* **Aim**
Among the entries below, find the lines with "traffic" and copy them.

* **Records supplied**
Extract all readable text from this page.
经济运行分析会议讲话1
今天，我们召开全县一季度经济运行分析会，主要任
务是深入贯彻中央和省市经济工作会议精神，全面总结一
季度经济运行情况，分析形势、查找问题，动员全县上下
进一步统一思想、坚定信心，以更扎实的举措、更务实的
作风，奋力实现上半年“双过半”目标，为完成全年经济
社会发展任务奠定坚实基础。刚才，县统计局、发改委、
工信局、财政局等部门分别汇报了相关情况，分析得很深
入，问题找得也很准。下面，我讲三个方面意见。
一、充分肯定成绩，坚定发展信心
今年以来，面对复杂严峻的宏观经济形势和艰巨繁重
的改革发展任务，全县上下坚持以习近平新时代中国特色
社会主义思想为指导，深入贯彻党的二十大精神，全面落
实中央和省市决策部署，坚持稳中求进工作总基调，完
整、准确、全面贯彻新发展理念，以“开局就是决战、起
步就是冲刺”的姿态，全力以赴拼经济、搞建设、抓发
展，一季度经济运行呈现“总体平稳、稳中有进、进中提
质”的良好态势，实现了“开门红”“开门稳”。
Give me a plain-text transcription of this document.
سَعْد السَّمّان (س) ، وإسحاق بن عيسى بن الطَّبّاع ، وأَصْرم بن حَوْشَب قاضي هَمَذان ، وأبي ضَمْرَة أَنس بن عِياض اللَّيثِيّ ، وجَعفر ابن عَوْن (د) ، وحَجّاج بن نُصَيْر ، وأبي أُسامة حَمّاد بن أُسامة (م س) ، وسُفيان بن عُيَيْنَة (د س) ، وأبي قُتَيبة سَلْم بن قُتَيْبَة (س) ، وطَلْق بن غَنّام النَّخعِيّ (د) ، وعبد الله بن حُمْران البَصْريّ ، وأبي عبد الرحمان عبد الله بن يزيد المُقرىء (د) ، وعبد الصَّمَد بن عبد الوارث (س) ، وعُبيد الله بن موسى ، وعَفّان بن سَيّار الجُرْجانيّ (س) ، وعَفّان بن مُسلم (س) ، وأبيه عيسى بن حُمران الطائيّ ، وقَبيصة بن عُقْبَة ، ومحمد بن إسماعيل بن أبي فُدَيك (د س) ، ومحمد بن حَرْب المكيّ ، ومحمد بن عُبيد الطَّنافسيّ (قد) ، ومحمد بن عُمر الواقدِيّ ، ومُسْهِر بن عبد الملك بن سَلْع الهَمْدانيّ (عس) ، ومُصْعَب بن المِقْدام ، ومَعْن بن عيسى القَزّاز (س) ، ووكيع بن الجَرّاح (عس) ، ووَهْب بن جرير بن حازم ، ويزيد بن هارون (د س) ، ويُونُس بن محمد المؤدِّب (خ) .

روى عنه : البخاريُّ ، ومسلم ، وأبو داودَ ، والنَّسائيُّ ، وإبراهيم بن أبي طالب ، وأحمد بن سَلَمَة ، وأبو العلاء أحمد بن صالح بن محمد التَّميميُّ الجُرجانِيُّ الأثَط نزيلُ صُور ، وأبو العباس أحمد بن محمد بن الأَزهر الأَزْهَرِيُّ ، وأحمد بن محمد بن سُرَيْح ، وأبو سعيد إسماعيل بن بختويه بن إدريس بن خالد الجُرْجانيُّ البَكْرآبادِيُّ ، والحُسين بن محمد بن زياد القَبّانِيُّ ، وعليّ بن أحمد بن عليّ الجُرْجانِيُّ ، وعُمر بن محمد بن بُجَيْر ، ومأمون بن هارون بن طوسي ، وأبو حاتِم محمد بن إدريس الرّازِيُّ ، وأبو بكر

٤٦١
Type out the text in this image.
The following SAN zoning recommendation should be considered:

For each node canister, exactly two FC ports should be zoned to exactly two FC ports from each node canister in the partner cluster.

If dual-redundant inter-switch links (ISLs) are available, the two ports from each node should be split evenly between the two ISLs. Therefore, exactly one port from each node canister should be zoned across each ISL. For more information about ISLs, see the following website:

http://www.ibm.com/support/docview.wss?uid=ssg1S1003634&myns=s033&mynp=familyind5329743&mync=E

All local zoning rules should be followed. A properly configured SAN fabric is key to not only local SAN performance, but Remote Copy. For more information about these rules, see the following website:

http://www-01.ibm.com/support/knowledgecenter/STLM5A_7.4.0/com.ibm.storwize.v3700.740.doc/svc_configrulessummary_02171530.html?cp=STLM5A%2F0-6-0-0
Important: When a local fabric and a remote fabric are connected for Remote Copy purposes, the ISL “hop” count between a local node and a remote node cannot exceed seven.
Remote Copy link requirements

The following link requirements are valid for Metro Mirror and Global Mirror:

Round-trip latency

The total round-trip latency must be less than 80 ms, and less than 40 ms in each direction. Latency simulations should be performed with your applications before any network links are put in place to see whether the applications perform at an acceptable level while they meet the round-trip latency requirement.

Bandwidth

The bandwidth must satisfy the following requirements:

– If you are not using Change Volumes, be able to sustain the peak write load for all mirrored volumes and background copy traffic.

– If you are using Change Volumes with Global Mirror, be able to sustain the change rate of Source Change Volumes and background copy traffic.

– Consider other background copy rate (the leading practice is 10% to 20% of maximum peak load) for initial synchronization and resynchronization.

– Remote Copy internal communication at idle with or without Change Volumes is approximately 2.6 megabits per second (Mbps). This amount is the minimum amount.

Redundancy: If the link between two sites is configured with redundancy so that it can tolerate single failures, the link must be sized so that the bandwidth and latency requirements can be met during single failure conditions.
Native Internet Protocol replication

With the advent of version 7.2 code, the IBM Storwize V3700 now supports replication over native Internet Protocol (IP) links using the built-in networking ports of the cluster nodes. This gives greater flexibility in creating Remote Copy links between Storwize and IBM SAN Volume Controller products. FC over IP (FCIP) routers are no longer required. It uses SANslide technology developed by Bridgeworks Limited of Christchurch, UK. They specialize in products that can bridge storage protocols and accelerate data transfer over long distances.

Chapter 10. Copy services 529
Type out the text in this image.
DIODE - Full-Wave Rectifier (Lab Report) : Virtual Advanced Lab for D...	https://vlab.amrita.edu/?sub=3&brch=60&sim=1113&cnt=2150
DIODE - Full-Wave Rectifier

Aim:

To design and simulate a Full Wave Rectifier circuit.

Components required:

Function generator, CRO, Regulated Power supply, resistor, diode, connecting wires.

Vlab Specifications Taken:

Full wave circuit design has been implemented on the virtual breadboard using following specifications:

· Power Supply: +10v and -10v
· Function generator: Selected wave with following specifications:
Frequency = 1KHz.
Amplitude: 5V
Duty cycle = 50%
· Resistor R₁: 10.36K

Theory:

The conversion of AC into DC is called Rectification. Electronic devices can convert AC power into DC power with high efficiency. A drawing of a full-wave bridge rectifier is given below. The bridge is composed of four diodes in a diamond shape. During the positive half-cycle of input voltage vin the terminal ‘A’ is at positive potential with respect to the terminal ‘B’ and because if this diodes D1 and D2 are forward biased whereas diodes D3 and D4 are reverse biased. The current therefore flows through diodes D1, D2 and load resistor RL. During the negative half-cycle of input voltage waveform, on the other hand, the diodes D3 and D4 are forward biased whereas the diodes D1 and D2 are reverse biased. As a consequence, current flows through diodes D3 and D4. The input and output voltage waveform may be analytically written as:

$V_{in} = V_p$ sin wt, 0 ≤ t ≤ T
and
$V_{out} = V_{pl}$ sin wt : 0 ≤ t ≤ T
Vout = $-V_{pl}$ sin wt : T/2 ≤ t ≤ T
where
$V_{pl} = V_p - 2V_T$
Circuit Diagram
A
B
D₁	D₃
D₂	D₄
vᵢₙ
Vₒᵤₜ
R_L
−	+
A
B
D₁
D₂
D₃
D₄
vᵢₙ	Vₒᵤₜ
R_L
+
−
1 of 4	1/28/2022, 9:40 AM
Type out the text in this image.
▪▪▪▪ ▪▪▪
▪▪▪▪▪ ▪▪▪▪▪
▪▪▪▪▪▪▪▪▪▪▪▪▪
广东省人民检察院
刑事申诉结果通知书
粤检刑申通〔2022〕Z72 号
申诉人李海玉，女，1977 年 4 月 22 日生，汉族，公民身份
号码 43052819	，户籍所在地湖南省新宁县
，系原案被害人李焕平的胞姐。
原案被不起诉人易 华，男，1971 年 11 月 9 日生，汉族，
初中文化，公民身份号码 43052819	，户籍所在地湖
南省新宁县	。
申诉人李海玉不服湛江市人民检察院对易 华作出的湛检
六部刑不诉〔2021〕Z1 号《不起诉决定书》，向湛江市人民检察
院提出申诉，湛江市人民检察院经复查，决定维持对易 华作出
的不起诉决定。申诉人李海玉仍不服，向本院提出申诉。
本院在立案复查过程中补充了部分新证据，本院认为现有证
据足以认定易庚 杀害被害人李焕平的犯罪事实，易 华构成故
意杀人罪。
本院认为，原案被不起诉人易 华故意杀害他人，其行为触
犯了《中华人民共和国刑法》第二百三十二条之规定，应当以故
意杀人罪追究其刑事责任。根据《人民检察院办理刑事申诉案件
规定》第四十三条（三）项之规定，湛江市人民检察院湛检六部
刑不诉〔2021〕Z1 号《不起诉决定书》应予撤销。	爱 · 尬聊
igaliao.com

* **Solution for this problem**
– If you are not using Change Volumes, be able to sustain the peak write load for all mirrored volumes and background copy traffic.
– If you are using Change Volumes with Global Mirror, be able to sustain the change rate of Source Change Volumes and background copy traffic.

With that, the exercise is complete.